__WHAT IS REQUIRED__. Pick out each line in these entries that contains the string "acción".

__RECORDS FOR THIS TASK__.
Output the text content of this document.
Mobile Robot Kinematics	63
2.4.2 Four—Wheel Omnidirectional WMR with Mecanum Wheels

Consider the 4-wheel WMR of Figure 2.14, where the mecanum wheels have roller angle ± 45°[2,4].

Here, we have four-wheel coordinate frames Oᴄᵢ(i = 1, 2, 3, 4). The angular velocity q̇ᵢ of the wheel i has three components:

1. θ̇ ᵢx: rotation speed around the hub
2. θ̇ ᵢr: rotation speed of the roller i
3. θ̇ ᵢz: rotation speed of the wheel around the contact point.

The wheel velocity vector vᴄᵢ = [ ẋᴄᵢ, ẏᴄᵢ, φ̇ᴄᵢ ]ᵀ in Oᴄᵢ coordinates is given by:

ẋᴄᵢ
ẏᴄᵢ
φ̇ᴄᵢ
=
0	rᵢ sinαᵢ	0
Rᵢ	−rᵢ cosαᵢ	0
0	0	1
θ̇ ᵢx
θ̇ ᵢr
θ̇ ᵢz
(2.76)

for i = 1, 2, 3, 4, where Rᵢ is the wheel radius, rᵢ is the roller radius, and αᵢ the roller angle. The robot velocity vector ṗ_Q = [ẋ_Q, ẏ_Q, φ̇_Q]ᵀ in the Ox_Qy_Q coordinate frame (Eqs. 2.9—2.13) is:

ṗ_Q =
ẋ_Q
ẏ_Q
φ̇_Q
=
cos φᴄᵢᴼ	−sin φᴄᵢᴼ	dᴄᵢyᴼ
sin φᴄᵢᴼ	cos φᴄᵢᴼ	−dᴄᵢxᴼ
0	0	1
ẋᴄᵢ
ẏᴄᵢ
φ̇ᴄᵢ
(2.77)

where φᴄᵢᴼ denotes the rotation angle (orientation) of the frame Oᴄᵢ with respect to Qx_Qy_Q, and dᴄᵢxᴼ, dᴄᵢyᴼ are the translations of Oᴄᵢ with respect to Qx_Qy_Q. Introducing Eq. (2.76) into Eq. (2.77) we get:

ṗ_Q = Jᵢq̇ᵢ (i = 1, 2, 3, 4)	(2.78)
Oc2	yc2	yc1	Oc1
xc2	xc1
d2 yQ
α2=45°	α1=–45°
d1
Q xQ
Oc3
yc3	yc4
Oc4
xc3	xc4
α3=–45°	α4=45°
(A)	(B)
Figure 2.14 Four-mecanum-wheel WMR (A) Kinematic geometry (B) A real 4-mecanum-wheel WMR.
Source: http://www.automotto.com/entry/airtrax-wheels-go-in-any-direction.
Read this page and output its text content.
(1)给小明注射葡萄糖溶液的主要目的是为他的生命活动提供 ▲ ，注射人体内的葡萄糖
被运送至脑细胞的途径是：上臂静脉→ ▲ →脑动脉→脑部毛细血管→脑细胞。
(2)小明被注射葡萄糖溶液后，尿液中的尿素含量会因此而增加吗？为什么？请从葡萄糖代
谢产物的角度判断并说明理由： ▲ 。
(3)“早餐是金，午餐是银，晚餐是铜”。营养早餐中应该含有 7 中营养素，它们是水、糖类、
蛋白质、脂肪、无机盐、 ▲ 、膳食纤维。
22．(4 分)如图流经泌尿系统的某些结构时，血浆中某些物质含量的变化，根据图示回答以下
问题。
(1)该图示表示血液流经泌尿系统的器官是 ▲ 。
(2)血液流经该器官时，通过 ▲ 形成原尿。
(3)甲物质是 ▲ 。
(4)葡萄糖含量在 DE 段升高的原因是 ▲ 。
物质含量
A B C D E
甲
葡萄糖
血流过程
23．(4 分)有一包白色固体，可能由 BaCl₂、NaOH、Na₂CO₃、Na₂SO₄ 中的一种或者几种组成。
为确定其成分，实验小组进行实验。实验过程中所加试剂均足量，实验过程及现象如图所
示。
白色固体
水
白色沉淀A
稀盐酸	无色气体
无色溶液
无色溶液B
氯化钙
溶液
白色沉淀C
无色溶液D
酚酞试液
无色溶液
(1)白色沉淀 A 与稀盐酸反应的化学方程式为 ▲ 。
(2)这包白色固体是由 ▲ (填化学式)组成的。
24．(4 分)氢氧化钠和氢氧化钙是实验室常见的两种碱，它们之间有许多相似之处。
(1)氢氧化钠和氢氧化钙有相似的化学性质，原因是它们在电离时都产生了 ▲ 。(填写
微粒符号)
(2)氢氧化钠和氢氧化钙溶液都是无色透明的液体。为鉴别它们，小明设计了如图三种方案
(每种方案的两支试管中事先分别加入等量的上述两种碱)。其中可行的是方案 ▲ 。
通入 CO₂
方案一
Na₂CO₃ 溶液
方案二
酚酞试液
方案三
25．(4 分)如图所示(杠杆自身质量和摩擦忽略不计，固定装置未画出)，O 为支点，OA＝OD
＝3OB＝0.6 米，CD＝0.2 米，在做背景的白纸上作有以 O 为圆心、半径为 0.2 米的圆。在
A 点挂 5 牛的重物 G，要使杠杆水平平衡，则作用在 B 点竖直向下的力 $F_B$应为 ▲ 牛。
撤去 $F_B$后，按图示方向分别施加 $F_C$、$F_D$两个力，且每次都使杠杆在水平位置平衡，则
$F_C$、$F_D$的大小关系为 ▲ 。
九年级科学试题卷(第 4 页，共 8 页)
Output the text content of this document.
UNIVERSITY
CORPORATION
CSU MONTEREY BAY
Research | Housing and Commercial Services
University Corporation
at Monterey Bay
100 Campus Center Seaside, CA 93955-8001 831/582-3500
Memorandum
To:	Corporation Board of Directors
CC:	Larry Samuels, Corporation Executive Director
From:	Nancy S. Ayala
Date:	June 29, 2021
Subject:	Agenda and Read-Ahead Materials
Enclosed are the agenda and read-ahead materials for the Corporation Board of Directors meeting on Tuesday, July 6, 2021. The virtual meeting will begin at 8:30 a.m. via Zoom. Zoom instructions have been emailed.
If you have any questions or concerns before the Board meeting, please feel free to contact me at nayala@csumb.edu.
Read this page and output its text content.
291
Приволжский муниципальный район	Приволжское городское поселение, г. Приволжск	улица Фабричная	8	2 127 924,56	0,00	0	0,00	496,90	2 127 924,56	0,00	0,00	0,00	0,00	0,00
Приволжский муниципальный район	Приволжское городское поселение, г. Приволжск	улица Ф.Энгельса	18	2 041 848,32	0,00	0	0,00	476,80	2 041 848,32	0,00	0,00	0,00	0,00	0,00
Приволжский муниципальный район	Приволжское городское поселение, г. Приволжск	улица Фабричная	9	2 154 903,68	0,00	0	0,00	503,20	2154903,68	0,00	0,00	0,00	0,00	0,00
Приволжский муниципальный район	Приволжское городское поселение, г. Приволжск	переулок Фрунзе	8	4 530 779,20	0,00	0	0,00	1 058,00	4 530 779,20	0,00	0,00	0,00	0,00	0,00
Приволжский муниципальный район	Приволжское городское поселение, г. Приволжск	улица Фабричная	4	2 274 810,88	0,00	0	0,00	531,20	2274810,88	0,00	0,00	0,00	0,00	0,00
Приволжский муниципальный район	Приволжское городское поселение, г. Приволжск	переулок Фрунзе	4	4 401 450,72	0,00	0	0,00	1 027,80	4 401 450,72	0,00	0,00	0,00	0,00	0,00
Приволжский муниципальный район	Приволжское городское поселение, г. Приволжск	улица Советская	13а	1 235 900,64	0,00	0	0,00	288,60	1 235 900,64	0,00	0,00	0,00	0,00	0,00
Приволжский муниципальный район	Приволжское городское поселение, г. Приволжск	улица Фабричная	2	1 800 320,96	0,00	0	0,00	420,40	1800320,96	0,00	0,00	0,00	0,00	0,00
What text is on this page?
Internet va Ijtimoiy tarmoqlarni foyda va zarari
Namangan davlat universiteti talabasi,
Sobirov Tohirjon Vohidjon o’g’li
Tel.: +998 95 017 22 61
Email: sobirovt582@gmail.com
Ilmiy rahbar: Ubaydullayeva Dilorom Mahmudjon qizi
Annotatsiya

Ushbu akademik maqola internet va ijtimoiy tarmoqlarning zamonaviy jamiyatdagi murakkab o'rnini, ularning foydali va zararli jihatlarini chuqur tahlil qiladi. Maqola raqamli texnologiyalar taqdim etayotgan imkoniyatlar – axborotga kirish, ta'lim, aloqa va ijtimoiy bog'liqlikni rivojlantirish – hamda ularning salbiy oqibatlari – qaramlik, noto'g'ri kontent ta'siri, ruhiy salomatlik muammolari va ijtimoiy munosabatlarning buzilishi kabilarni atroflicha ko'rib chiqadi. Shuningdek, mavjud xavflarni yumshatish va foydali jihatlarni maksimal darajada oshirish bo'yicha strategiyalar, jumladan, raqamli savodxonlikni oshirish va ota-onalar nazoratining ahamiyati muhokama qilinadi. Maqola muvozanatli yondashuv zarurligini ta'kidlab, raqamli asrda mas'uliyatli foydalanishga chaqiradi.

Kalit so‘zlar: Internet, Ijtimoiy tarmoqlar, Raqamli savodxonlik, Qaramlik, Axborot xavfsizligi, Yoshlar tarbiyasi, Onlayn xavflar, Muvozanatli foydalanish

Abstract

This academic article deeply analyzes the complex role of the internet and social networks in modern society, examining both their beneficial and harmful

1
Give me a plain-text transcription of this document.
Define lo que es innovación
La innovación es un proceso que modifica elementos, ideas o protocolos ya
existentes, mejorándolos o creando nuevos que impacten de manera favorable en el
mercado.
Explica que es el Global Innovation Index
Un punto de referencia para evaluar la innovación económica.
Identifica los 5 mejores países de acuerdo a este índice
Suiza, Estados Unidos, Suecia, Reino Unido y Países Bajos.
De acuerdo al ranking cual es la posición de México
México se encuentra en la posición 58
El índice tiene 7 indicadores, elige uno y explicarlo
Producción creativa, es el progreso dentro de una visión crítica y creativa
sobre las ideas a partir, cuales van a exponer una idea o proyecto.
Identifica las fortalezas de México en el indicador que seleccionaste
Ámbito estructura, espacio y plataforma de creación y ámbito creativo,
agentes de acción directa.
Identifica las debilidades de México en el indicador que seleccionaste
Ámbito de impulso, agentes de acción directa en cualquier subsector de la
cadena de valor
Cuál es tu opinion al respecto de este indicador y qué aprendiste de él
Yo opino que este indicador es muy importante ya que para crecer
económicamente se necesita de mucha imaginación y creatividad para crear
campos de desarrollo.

__ANSWER TO THIS PROBLEM__.
agentes de acción directa.
Ámbito de impulso, agentes de acción directa en cualquier subsector de la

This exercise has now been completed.